If you are travelling to the Philippines, it’s likely that your first port of call will be Manila. While it’s largely a city overshadowed by the far more popular destinations within the same Philippines archipelago, the attractions and places to visit in Manila are plentiful.
Metro Manila is the metropolitan region surrounding the capital, Manila City. This region itself is composed of no less than 16 cities, all portraying a unique character. Although each possesses a different charm making them worthy of a visit, the older historic town is where most of the top places to visit in Manila are centred.
The Philippines was for many centuries a Spanish colony, and it comes as no surprise that the more historical places to visit in Manila have a Spanish flare, be it in the architecture, religion, or simply in the street name.
The top places to visit in Manila are mostly within walking distance of each other. If you are set on exploring the city by foot, you should also check out this post on a walkable day tour of Manila City.
1. Rizal Park
Named after the country’s national hero, inclusive of huge commemorative monument, this park is a welcome relief from the hustle and bustle and traffic which plagues the city. Spread over an area of 58 hectares, this urban park has as a centerpiece the tallest flagpole in the Philippines (32m) commemorating the country’s independence.
The park is divided into three sections, with the middle section considered as the park proper, and home to an artificial lagoon equipped with a dancing fountain. The lower side of the park incorporates the Manila Ocean Park (more of that later).

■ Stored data
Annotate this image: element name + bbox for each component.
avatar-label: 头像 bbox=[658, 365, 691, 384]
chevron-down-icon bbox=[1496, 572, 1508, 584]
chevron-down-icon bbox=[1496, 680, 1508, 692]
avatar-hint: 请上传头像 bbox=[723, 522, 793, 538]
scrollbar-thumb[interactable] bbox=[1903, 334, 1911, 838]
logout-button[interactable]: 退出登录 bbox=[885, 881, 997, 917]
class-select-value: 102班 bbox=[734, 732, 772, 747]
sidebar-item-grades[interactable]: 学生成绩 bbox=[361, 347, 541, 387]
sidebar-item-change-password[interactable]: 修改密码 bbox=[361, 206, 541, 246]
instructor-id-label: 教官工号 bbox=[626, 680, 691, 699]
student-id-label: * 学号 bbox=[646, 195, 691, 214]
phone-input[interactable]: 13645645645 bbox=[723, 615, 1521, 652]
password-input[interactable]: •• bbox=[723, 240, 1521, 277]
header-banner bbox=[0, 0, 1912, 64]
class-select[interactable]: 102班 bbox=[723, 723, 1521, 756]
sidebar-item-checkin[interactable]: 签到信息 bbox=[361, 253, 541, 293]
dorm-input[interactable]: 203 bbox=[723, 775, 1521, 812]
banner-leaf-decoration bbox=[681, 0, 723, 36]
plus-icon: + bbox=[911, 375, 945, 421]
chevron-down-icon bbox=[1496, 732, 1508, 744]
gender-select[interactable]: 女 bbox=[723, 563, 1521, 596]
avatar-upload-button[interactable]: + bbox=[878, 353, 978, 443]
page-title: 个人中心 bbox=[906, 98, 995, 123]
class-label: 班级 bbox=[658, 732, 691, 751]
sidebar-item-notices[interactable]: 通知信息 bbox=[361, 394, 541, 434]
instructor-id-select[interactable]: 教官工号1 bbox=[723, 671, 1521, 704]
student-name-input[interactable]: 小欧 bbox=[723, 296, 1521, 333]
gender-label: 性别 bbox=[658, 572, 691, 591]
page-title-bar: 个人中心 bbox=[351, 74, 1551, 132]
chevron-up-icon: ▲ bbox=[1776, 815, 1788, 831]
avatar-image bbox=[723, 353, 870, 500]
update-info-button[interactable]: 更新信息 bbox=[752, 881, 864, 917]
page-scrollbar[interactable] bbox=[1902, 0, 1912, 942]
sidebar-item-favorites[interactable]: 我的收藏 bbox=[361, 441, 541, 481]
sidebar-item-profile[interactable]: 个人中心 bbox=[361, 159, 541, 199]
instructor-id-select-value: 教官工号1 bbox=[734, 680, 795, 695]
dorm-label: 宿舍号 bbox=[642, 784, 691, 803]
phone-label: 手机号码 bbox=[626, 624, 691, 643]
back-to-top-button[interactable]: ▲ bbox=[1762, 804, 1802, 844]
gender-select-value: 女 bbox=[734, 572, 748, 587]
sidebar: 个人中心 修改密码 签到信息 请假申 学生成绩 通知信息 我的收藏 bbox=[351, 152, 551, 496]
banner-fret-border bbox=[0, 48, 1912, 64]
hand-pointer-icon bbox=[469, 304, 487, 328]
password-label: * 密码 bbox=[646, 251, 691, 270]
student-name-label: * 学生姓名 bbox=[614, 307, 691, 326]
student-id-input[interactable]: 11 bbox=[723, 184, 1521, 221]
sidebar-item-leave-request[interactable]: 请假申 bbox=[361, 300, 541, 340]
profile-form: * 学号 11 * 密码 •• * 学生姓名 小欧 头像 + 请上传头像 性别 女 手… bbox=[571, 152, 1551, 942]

■ To do
Pick up the guide to places to visit in Manila, above, right after its last sentence and carry it further.

■ Exercise answer
Entrance to the park itself is free and unrestricted, but at the sides one can find a number of curated themed gardens which are worth visiting. The highlight amongst these is the Orchidarium which showcases the country’s rich variety of orchids alongside a butterfly pavilion.
The park is one of the more popular places to visit in Manila and you should expect the place to be very busy, particularly on Sundays and public holidays.
2. Manila Ocean Park
At the far end of Rizal park is Manila’s huge aquarium, even bigger in terms of floor space than Singapore’s own Sentosa Aquarium. Whilst commanding great views of Manila Bay, the aquarium focuses mainly on marine life which is indigenous to Southeast Asia and features more than 14,000 creatures.
As with all modern theme parks, the menu of activities is vast, ranging from diving lessons, to swimming lessons in a mermaid costume. The distinguishing feature of this park is a 25m curved underwater walkway with spectacular views from below.
The attraction is huge and requires quite a few hours to visit entirely. If you have more than a day to spend in the city, make sure to include this in your list of places to visit in Manila.
3. Intramuros (One of The Top Places to Visit in Manila)
Intramuros, which literally translates to ‘within the walls’, is the fortified historical centre within Manila city. Within its perimeter you’ll find both the Manila Cathedral and Fort Santiago, the latter forming part of the same defensive structure. The whole area is mostly closed off to vehicles, reserved only for residents and special permit holders.
Parts of the original wall structures are still visible, although the city itself was punished considerably in WW2. It is estimated that only 5% of the original buildings survived, and just about 40% of the wall was left intact.
Nevertheless, recognising the historical importance of the site, the government of the Philippines set up the ‘Intramuros Administration’, tasked with restoring and maintaining the buildings and the surrounding walls. They are doing a good job, making Intramuros one of the top places to visit in Manila.
4. Fort Santiago
Currently guarding the banks of a heavily polluted and stinky Pasig River, the fort has an even darker history. Named after St. James, the patron saint of Spain, the fort originally protected the regional Spanish authorities during their rule, and was an important centre for the international spice trade.
Over the years, the fort, moat and adjacent Intramuros walls have seen multiple alterations, particularly during the American rule, which saw the moat converted to a strategically important … golf course! The oddly sited abomination is still pretty active today.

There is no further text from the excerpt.